--- begin Material to process ---

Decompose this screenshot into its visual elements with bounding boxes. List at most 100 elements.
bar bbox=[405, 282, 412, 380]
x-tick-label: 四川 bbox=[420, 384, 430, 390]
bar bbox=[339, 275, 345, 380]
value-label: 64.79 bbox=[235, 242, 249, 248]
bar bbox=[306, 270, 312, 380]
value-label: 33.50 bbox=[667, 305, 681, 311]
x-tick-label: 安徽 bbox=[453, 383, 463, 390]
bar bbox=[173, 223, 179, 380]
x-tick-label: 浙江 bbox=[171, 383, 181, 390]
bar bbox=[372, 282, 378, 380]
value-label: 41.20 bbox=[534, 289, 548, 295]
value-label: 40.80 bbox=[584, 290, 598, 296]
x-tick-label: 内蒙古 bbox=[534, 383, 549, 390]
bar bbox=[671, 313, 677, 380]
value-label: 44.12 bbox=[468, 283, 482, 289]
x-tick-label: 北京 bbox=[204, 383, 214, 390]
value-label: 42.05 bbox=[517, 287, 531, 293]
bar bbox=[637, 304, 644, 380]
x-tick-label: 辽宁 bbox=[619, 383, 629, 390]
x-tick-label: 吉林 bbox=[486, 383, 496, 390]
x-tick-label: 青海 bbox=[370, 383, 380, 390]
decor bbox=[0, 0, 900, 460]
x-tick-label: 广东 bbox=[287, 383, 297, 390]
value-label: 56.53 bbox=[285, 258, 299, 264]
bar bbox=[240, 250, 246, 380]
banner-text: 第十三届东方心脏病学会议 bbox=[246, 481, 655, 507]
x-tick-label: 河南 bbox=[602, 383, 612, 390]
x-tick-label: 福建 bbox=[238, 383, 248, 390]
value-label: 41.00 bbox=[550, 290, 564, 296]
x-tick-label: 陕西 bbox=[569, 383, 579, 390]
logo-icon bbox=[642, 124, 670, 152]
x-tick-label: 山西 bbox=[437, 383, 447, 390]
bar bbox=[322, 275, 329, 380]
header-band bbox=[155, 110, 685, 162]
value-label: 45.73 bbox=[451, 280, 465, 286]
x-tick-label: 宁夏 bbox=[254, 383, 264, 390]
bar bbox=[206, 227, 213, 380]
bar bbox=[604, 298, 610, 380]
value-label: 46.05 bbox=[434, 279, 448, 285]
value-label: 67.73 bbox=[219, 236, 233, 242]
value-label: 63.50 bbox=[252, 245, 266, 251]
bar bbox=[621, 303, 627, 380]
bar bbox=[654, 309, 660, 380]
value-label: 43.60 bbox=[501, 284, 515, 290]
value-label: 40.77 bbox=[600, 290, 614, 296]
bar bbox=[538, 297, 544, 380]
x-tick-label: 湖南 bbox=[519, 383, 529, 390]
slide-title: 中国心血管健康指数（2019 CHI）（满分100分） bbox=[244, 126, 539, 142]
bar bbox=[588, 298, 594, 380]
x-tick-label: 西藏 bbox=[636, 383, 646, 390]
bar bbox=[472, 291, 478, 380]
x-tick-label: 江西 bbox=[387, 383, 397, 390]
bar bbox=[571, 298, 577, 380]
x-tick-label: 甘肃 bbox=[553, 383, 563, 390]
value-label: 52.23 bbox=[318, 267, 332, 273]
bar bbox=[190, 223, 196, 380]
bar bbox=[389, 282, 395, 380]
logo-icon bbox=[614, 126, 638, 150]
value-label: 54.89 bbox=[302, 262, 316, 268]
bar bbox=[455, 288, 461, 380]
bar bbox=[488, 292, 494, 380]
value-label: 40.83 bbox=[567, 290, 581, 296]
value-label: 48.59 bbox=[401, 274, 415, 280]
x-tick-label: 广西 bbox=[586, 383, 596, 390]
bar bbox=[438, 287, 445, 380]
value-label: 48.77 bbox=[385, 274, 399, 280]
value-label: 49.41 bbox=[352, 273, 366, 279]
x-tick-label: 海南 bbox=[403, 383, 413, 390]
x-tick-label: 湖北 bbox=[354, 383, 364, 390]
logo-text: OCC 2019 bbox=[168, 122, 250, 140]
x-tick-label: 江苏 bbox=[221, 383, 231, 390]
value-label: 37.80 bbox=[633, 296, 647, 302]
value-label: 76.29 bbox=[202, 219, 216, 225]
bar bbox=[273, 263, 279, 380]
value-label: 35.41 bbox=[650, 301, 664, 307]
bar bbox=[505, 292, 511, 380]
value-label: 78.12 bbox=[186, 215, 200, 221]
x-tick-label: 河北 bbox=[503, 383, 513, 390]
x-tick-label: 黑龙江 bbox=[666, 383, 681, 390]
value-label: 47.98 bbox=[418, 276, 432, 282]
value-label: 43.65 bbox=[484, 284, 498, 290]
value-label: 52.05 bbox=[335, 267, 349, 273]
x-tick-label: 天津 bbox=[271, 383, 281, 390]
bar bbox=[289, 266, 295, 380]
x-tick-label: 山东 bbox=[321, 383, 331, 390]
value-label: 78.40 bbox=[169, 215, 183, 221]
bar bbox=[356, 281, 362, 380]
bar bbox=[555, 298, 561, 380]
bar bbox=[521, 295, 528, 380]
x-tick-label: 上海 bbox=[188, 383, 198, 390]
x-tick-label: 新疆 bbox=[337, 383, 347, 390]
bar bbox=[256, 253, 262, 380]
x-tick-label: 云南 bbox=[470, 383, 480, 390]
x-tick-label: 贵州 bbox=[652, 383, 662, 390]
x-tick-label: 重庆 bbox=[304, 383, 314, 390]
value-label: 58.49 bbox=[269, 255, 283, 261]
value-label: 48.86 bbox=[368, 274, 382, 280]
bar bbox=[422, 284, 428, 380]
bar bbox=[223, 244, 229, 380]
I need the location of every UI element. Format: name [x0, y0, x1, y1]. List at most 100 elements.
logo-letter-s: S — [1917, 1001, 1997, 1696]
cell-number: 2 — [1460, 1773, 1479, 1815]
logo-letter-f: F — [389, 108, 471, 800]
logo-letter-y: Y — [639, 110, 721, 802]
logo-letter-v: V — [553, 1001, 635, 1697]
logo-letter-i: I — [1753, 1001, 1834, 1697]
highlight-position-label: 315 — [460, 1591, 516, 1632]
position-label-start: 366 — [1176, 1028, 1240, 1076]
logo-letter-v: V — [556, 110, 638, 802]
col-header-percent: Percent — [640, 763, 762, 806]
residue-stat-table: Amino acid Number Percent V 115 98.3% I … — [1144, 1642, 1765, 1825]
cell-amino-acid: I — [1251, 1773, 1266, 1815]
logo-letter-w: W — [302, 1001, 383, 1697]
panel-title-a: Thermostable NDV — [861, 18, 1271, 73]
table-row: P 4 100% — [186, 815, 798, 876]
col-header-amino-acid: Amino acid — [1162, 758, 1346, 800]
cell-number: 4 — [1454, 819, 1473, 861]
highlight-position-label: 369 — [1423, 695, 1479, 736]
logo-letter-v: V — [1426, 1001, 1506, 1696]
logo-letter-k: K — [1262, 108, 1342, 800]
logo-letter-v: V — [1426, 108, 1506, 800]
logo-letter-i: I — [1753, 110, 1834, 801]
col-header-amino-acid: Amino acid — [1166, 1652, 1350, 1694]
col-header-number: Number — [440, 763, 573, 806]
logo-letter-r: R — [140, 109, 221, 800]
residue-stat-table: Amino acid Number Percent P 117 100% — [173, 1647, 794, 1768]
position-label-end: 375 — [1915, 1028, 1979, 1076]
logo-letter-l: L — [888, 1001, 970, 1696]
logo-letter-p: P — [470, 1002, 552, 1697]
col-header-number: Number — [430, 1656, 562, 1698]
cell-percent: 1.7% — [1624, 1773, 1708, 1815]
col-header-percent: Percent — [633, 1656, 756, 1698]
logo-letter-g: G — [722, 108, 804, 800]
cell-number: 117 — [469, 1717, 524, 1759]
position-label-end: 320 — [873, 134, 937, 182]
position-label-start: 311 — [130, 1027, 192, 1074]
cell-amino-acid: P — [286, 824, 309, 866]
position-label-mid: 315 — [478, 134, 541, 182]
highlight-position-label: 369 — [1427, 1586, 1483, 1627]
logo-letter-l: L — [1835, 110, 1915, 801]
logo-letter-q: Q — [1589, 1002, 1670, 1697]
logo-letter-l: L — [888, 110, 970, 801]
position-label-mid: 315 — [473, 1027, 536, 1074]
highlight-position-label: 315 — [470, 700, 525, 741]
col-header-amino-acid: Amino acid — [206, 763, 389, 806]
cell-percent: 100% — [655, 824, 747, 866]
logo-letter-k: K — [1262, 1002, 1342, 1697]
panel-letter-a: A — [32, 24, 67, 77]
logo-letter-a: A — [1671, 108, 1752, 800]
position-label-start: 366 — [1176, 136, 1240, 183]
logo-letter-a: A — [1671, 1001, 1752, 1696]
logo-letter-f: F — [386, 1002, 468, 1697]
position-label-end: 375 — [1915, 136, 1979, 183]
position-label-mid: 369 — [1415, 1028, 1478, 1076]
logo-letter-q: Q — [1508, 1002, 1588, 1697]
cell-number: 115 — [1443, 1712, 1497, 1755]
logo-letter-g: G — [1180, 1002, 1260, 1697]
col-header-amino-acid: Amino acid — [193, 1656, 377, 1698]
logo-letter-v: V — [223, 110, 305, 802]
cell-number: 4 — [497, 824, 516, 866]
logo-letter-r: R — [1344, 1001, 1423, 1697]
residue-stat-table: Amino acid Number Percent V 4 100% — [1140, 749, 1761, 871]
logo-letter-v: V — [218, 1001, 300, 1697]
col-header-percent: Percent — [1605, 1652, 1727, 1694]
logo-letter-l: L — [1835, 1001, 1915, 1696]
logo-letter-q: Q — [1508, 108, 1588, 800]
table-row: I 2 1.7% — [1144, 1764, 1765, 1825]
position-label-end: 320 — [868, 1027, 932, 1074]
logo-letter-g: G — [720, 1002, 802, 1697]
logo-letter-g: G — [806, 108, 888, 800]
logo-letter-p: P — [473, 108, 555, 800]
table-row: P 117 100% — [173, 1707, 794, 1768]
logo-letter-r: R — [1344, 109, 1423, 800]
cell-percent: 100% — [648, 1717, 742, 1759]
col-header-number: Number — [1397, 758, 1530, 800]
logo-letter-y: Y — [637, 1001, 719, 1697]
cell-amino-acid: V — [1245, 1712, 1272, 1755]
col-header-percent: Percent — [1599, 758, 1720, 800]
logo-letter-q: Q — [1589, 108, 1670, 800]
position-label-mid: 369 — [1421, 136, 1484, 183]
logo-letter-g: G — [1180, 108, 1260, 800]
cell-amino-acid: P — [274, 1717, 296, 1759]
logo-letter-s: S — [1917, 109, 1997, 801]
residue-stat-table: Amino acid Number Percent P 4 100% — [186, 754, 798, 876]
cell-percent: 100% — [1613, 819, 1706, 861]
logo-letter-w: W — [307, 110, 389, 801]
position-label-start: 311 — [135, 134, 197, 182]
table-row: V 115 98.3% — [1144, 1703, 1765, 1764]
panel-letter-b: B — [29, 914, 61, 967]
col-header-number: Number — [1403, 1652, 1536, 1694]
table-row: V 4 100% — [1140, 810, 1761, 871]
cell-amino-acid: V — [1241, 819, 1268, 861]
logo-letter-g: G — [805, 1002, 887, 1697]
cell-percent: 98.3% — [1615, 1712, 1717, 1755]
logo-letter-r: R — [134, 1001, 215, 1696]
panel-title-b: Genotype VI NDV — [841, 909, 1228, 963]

--- end Material to process ---

Given exercise:
Give only the number of lines above that contain the string "start". Case counts.

Completed exercise:
4